PROBLEM STATEMENT:
Quote the records beneath, complete and exact. Leave out images.
# ITEMS start
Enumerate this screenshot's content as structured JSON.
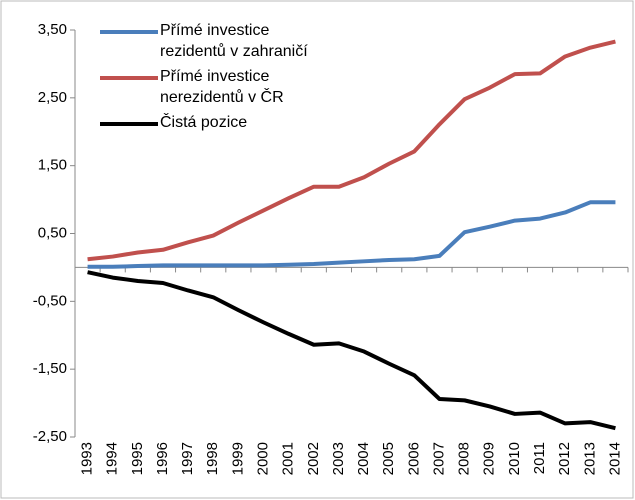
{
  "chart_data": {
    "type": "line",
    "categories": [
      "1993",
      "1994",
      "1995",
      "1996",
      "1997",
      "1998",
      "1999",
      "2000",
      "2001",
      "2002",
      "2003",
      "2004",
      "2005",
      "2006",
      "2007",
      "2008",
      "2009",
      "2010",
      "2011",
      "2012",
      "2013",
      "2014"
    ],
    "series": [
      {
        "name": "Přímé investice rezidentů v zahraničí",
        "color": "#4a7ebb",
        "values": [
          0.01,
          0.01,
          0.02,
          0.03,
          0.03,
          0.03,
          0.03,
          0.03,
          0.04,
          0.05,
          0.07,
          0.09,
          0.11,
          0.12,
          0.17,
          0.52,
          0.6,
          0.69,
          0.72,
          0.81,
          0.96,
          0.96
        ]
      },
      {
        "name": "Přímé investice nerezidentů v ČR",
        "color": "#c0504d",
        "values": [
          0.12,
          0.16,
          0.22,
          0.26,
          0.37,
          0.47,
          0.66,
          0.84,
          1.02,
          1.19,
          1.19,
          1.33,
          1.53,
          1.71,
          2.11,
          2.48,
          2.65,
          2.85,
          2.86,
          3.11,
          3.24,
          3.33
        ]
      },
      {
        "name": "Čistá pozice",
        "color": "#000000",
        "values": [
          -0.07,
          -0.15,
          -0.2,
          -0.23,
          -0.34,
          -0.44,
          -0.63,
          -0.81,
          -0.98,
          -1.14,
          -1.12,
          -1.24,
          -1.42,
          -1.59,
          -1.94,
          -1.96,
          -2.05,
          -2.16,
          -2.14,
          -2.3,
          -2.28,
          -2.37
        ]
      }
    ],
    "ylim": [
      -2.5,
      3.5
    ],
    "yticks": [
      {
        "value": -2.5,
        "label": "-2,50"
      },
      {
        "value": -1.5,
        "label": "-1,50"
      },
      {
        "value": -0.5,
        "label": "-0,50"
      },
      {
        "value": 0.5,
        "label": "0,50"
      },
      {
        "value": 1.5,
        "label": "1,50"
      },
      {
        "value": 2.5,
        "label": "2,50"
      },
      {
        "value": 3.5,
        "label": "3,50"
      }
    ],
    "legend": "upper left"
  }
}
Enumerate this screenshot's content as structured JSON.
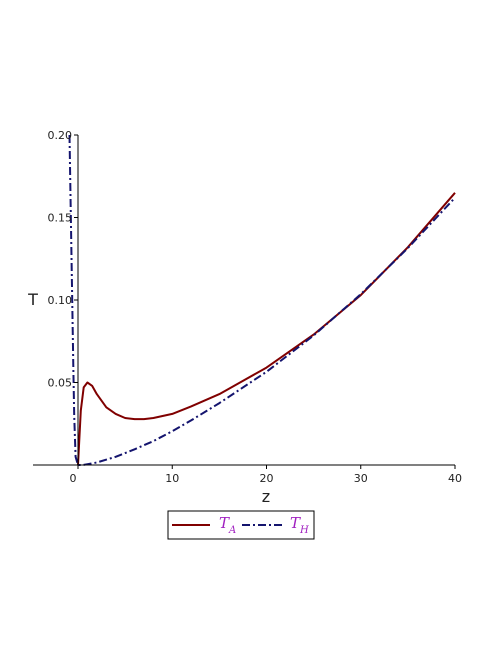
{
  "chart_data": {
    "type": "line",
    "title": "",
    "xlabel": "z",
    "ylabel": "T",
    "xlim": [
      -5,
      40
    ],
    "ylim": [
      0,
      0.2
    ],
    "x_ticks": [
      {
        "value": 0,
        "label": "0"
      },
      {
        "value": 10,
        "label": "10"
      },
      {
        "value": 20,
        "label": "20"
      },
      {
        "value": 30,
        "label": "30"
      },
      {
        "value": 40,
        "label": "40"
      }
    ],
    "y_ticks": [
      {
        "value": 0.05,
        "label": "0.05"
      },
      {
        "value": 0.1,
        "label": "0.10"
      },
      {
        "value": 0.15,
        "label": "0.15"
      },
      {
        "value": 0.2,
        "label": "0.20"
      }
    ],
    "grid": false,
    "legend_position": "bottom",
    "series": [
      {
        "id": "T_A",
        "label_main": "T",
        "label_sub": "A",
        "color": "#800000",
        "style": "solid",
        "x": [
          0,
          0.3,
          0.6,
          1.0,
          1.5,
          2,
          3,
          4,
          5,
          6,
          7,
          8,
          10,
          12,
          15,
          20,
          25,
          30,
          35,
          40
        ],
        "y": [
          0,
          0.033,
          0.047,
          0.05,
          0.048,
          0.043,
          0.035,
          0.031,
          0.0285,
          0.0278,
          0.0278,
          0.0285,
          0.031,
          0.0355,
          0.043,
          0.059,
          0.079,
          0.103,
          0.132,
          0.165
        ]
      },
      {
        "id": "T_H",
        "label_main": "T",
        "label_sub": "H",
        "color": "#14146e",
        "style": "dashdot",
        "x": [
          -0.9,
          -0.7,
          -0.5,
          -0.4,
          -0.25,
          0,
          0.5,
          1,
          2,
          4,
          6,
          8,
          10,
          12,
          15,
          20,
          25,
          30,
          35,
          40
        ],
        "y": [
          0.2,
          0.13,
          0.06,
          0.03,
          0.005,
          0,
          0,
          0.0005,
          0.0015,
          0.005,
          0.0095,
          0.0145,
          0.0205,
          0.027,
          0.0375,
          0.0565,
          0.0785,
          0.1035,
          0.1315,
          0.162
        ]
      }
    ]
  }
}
# ITEMS end
THE ANSWER:
Enumerate this screenshot's content as structured JSON.
{
  "chart_data": {
    "type": "line",
    "categories": [
      "1993",
      "1994",
      "1995",
      "1996",
      "1997",
      "1998",
      "1999",
      "2000",
      "2001",
      "2002",
      "2003",
      "2004",
      "2005",
      "2006",
      "2007",
      "2008",
      "2009",
      "2010",
      "2011",
      "2012",
      "2013",
      "2014"
    ],
    "series": [
      {
        "name": "Přímé investice rezidentů v zahraničí",
        "color": "#4a7ebb",
        "values": [
          0.01,
          0.01,
          0.02,
          0.03,
          0.03,
          0.03,
          0.03,
          0.03,
          0.04,
          0.05,
          0.07,
          0.09,
          0.11,
          0.12,
          0.17,
          0.52,
          0.6,
          0.69,
          0.72,
          0.81,
          0.96,
          0.96
        ]
      },
      {
        "name": "Přímé investice nerezidentů v ČR",
        "color": "#c0504d",
        "values": [
          0.12,
          0.16,
          0.22,
          0.26,
          0.37,
          0.47,
          0.66,
          0.84,
          1.02,
          1.19,
          1.19,
          1.33,
          1.53,
          1.71,
          2.11,
          2.48,
          2.65,
          2.85,
          2.86,
          3.11,
          3.24,
          3.33
        ]
      },
      {
        "name": "Čistá pozice",
        "color": "#000000",
        "values": [
          -0.07,
          -0.15,
          -0.2,
          -0.23,
          -0.34,
          -0.44,
          -0.63,
          -0.81,
          -0.98,
          -1.14,
          -1.12,
          -1.24,
          -1.42,
          -1.59,
          -1.94,
          -1.96,
          -2.05,
          -2.16,
          -2.14,
          -2.3,
          -2.28,
          -2.37
        ]
      }
    ],
    "ylim": [
      -2.5,
      3.5
    ],
    "yticks": [
      {
        "value": -2.5,
        "label": "-2,50"
      },
      {
        "value": -1.5,
        "label": "-1,50"
      },
      {
        "value": -0.5,
        "label": "-0,50"
      },
      {
        "value": 0.5,
        "label": "0,50"
      },
      {
        "value": 1.5,
        "label": "1,50"
      },
      {
        "value": 2.5,
        "label": "2,50"
      },
      {
        "value": 3.5,
        "label": "3,50"
      }
    ],
    "legend": "upper left"
  }
}
Enumerate this screenshot's content as structured JSON.
{
  "chart_data": {
    "type": "line",
    "title": "",
    "xlabel": "z",
    "ylabel": "T",
    "xlim": [
      -5,
      40
    ],
    "ylim": [
      0,
      0.2
    ],
    "x_ticks": [
      {
        "value": 0,
        "label": "0"
      },
      {
        "value": 10,
        "label": "10"
      },
      {
        "value": 20,
        "label": "20"
      },
      {
        "value": 30,
        "label": "30"
      },
      {
        "value": 40,
        "label": "40"
      }
    ],
    "y_ticks": [
      {
        "value": 0.05,
        "label": "0.05"
      },
      {
        "value": 0.1,
        "label": "0.10"
      },
      {
        "value": 0.15,
        "label": "0.15"
      },
      {
        "value": 0.2,
        "label": "0.20"
      }
    ],
    "grid": false,
    "legend_position": "bottom",
    "series": [
      {
        "id": "T_A",
        "label_main": "T",
        "label_sub": "A",
        "color": "#800000",
        "style": "solid",
        "x": [
          0,
          0.3,
          0.6,
          1.0,
          1.5,
          2,
          3,
          4,
          5,
          6,
          7,
          8,
          10,
          12,
          15,
          20,
          25,
          30,
          35,
          40
        ],
        "y": [
          0,
          0.033,
          0.047,
          0.05,
          0.048,
          0.043,
          0.035,
          0.031,
          0.0285,
          0.0278,
          0.0278,
          0.0285,
          0.031,
          0.0355,
          0.043,
          0.059,
          0.079,
          0.103,
          0.132,
          0.165
        ]
      },
      {
        "id": "T_H",
        "label_main": "T",
        "label_sub": "H",
        "color": "#14146e",
        "style": "dashdot",
        "x": [
          -0.9,
          -0.7,
          -0.5,
          -0.4,
          -0.25,
          0,
          0.5,
          1,
          2,
          4,
          6,
          8,
          10,
          12,
          15,
          20,
          25,
          30,
          35,
          40
        ],
        "y": [
          0.2,
          0.13,
          0.06,
          0.03,
          0.005,
          0,
          0,
          0.0005,
          0.0015,
          0.005,
          0.0095,
          0.0145,
          0.0205,
          0.027,
          0.0375,
          0.0565,
          0.0785,
          0.1035,
          0.1315,
          0.162
        ]
      }
    ]
  }
}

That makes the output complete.